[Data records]
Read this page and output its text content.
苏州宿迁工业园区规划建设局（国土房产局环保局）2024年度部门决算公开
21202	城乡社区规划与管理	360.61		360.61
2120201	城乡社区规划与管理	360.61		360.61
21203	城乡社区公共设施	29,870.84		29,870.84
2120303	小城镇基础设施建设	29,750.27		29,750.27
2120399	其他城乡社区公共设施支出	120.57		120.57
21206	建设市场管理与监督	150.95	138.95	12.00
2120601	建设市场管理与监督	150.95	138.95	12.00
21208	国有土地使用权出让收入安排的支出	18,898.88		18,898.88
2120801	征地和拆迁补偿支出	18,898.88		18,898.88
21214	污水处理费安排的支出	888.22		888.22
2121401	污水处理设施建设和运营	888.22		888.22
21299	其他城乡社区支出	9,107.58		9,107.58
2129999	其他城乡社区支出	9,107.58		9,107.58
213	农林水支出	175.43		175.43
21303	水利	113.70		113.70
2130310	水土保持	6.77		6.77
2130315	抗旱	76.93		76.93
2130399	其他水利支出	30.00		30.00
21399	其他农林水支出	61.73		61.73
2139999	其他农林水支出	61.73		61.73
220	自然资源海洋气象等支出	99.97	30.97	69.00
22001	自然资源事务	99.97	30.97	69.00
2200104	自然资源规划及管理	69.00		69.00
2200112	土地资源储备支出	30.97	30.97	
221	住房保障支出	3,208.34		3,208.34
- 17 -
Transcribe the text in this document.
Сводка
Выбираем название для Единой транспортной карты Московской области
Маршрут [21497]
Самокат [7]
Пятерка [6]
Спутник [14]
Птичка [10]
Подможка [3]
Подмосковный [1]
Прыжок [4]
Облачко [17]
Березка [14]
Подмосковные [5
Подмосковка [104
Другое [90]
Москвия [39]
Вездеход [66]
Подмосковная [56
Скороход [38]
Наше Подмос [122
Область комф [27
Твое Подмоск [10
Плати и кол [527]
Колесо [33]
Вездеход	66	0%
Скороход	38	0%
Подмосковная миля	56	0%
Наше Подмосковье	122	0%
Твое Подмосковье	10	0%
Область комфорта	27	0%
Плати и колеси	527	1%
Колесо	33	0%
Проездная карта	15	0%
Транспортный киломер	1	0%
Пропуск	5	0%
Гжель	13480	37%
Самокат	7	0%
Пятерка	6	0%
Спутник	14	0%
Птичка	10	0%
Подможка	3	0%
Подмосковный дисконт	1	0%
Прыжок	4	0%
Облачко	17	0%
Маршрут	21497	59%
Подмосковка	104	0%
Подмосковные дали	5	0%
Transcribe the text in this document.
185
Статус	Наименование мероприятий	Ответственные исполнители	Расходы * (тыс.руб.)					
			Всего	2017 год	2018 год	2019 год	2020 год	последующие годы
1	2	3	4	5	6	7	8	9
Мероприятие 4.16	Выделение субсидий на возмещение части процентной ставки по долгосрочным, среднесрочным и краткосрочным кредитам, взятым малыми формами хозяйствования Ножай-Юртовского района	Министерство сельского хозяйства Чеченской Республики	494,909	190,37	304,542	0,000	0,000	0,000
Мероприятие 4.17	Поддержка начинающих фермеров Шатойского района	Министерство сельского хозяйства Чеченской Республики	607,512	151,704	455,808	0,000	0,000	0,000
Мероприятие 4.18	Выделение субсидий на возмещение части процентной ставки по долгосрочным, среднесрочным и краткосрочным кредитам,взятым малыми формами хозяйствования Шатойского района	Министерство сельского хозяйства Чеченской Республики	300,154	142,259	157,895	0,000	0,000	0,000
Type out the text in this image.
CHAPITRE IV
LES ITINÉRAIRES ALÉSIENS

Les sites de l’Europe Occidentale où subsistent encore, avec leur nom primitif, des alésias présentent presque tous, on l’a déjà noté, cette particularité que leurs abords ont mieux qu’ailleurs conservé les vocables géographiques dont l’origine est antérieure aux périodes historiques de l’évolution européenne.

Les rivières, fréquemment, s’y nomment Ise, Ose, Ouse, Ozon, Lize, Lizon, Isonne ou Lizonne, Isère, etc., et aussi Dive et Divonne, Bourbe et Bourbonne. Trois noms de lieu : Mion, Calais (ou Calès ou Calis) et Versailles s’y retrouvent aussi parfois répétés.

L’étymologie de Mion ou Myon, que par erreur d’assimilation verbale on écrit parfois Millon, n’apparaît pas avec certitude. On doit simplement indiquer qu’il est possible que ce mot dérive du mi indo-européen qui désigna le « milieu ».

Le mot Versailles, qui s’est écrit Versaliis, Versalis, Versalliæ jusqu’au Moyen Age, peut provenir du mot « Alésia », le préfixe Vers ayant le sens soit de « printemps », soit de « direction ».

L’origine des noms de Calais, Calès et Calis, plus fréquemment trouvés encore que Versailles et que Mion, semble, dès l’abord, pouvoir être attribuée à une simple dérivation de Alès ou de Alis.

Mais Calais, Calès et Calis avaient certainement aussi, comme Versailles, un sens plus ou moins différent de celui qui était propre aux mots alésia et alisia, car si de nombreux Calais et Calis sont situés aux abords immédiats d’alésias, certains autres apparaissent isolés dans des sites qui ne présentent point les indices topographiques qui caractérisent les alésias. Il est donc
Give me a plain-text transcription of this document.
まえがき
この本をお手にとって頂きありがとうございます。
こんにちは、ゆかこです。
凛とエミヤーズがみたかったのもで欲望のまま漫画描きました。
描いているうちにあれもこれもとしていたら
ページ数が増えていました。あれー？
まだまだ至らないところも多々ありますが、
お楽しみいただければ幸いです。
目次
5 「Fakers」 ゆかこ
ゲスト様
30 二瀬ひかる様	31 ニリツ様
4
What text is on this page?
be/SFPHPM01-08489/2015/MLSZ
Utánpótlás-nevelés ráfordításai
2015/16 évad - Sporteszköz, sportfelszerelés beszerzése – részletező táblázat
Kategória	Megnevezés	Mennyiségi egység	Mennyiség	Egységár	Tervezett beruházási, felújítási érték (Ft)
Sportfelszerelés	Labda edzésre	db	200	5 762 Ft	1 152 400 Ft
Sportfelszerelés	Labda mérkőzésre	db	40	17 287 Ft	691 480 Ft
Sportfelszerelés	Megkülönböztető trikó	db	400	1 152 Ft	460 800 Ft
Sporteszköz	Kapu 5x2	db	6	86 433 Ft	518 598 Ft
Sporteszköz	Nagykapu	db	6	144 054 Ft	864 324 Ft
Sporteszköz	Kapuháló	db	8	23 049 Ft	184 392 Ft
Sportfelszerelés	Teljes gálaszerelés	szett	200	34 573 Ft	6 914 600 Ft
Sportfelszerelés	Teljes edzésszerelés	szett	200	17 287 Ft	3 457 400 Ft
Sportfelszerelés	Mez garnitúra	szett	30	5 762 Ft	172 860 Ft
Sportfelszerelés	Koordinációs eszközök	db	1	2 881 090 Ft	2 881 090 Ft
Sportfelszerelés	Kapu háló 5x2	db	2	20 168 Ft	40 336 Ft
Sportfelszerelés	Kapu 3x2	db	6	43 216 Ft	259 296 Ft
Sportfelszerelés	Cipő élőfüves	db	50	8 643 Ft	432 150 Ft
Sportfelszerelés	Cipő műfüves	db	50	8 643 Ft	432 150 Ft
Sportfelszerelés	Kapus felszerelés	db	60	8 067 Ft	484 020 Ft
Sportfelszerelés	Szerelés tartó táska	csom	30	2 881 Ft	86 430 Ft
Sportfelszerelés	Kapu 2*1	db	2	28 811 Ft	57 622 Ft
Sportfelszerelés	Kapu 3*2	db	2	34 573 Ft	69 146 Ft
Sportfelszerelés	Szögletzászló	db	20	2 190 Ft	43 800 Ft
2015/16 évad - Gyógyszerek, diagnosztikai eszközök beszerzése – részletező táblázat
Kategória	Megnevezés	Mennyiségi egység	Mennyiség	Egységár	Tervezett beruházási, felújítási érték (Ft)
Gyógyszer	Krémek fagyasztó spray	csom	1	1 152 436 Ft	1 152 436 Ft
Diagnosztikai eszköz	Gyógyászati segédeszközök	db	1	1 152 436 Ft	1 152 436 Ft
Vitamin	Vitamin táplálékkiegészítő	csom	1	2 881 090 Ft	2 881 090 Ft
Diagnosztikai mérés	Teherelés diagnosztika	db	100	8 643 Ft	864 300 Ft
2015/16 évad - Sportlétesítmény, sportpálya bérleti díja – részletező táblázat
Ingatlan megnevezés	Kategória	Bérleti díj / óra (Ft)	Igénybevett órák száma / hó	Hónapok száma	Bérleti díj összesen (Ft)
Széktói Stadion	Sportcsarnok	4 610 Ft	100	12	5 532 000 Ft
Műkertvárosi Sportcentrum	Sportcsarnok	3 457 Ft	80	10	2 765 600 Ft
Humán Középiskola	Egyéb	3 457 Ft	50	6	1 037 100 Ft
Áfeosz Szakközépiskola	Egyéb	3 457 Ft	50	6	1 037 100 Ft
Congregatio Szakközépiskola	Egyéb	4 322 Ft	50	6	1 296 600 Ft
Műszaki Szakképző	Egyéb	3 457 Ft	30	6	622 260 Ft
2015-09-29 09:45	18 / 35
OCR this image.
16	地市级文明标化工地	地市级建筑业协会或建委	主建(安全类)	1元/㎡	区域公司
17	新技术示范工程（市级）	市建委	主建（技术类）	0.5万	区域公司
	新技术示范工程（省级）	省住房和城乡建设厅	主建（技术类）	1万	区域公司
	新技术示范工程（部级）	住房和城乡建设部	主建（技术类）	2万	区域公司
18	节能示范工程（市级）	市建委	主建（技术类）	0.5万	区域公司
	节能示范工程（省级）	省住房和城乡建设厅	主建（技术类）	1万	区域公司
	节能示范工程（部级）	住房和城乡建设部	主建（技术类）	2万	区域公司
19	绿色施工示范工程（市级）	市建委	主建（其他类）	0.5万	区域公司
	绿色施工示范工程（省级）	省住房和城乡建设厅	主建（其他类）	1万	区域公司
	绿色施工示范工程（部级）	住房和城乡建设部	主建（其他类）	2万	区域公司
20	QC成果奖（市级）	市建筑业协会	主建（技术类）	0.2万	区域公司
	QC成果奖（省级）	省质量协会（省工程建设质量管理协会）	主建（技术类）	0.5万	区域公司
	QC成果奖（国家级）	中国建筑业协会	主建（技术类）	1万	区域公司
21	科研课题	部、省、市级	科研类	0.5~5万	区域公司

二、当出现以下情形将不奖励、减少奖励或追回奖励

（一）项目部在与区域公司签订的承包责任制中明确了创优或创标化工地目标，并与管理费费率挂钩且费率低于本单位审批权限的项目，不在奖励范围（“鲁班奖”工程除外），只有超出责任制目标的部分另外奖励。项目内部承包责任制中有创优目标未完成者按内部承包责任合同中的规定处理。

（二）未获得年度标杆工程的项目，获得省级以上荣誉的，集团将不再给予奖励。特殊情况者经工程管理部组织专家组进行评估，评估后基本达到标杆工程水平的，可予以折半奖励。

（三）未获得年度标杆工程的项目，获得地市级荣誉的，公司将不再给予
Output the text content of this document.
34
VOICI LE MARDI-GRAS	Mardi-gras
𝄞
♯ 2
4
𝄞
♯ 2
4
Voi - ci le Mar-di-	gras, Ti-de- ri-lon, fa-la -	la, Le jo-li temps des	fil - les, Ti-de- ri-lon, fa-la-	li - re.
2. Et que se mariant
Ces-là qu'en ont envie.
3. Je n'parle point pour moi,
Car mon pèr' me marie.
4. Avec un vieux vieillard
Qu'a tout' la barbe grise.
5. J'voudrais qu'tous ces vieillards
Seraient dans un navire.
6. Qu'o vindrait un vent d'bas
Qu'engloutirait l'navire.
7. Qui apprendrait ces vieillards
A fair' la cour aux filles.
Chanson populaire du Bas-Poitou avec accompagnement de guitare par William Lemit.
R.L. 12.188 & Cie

=== Brief ===
Only lines with the string "Cipő" belong in your answer; copy each one.

=== The response ===
Sportfelszerelés	Cipő élőfüves	db	50	8 643 Ft	432 150 Ft
Sportfelszerelés	Cipő műfüves	db	50	8 643 Ft	432 150 Ft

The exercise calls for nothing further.